REQUIRED WORK: Find the lines that hold the word "россиян" and return them.

Dataset records:
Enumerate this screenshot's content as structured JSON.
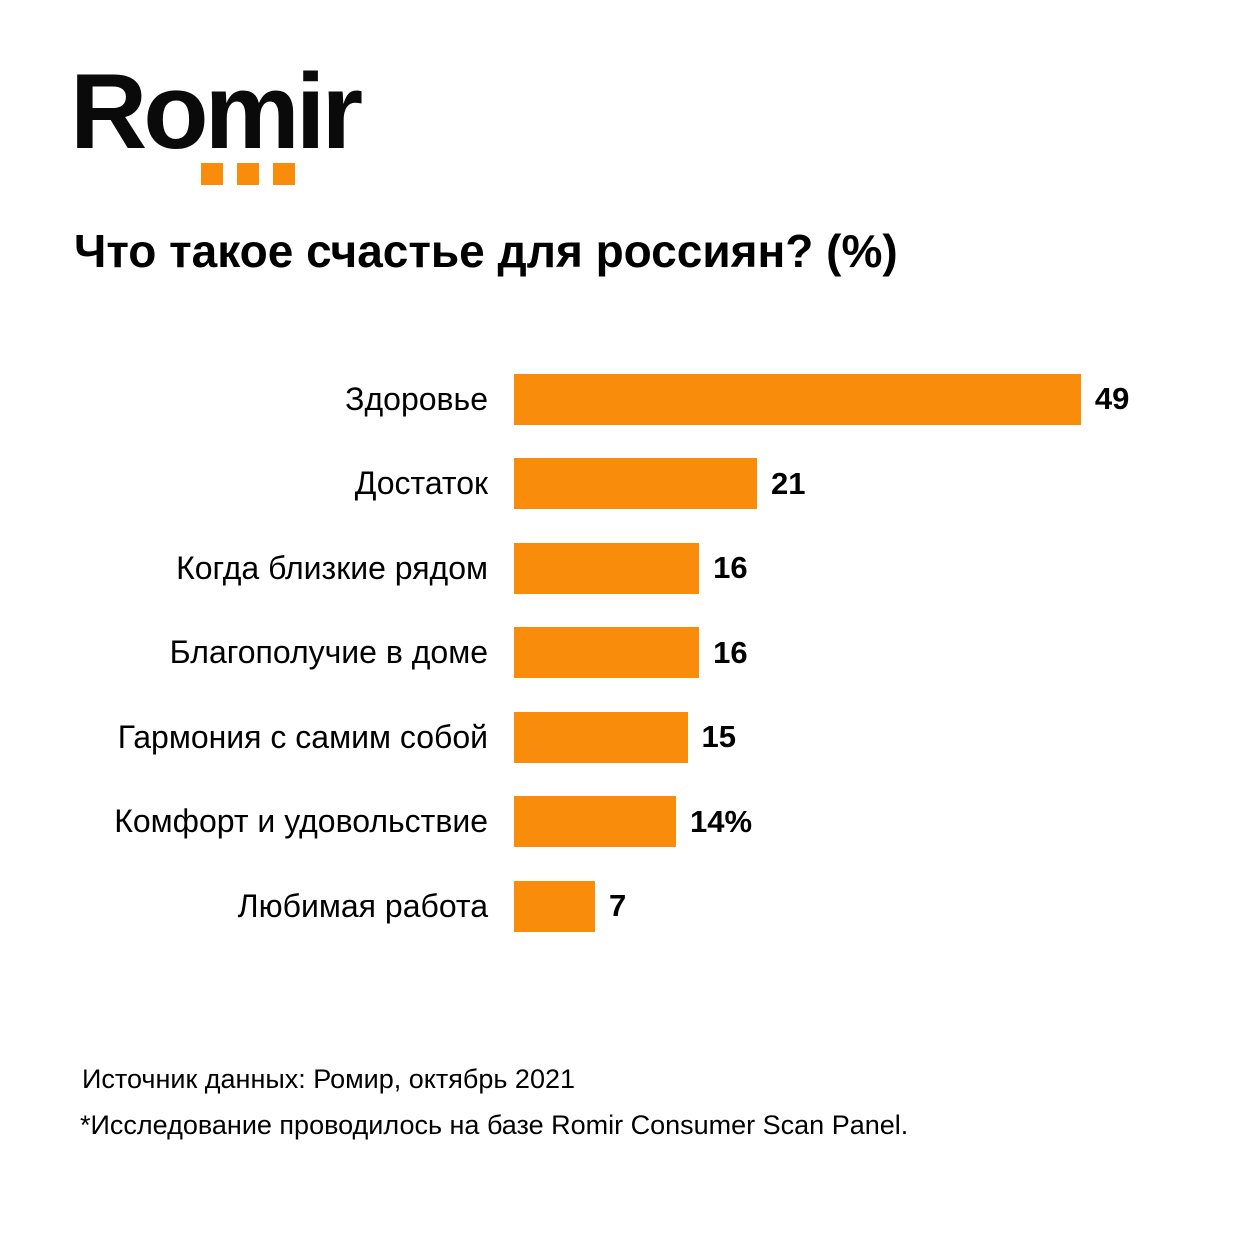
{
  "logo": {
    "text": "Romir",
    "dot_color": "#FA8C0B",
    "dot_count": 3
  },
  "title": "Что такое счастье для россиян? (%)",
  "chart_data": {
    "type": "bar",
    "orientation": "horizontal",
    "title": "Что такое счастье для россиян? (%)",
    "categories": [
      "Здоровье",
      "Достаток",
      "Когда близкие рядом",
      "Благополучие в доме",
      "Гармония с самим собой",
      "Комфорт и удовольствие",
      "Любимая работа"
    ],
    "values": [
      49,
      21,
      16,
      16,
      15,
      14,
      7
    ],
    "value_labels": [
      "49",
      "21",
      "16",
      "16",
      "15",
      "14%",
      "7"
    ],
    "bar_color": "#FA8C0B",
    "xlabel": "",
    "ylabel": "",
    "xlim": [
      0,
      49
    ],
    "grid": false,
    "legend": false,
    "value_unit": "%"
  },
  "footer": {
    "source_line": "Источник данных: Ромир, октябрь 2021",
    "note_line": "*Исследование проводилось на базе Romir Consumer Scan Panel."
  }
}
---
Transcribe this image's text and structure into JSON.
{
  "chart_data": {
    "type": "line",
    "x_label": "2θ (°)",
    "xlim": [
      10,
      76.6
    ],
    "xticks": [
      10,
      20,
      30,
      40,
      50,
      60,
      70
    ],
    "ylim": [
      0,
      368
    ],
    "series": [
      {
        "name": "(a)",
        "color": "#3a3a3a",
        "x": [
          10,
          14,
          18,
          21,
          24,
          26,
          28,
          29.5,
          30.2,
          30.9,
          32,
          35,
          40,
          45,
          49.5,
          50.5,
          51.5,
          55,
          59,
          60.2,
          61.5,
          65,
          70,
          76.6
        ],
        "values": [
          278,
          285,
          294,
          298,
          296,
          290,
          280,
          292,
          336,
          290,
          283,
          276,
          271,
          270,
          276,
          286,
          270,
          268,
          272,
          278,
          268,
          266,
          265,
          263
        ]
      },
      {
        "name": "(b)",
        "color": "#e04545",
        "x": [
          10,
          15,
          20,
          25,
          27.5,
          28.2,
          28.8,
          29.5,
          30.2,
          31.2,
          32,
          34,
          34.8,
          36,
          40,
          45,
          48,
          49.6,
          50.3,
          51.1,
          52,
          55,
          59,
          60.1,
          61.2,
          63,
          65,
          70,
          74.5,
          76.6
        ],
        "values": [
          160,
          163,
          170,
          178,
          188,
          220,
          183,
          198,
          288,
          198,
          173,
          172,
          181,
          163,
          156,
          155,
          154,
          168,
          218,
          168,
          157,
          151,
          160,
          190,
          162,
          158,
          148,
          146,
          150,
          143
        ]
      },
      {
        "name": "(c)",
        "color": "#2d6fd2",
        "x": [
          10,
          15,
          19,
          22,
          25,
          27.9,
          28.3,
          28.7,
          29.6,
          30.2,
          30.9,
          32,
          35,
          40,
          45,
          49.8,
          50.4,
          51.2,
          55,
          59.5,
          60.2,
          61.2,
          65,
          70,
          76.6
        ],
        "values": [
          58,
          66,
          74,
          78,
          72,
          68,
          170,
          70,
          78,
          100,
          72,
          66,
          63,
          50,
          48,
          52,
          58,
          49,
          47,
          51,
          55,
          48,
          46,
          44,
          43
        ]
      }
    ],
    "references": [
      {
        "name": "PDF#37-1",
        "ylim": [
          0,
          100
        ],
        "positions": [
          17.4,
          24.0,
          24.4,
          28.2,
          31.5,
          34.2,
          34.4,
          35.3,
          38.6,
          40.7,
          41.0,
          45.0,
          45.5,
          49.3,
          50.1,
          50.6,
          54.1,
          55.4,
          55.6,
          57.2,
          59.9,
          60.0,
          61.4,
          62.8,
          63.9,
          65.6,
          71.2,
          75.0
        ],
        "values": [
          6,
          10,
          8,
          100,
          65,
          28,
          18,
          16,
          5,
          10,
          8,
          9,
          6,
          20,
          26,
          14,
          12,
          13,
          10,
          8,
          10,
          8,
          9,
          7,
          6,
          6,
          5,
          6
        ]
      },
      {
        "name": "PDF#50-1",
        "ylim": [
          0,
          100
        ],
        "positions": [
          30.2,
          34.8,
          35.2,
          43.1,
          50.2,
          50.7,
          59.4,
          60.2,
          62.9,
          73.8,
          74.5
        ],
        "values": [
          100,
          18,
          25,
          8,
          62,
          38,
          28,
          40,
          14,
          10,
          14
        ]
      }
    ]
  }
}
* * *
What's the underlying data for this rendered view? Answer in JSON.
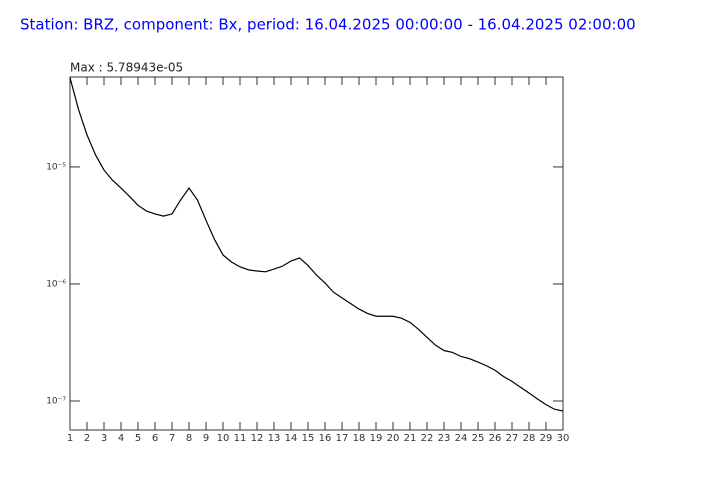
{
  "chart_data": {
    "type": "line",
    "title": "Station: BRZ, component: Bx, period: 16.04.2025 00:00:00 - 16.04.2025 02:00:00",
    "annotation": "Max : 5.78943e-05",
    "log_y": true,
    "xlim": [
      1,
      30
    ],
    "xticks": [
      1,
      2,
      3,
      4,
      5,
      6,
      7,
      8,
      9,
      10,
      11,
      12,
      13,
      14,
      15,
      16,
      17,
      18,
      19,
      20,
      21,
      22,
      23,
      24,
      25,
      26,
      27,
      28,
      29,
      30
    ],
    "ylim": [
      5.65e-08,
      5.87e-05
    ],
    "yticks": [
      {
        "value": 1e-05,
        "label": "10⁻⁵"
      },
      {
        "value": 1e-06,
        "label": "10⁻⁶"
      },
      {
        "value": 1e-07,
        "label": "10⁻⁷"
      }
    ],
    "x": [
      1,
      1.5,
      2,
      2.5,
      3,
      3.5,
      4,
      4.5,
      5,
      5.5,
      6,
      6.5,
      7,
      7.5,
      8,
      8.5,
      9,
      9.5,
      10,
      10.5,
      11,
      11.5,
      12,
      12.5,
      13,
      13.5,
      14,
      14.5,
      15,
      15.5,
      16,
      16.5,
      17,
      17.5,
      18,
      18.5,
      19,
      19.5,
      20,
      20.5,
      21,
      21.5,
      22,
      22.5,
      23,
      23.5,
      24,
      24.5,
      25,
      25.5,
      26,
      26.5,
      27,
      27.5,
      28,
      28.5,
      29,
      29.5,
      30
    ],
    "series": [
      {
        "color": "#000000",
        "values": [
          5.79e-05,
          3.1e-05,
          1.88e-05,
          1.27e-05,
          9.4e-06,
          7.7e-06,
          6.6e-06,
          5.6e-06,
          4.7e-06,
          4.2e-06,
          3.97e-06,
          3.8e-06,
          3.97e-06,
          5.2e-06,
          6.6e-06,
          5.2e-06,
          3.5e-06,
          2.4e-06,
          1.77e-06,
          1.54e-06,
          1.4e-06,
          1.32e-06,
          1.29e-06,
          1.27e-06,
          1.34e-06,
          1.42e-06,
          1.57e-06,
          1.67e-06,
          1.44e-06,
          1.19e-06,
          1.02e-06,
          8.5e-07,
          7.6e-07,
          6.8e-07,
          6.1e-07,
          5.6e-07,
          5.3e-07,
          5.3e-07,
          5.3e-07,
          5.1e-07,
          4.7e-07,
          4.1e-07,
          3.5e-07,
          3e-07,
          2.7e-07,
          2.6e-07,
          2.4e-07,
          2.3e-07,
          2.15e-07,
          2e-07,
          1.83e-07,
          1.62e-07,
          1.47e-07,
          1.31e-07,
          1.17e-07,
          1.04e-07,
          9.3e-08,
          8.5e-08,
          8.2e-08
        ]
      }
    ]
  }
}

SOLUTION FOR THIS TASK:
  "title": "Что такое счастье для россиян? (%)",
    "title": "Что такое счастье для россиян? (%)",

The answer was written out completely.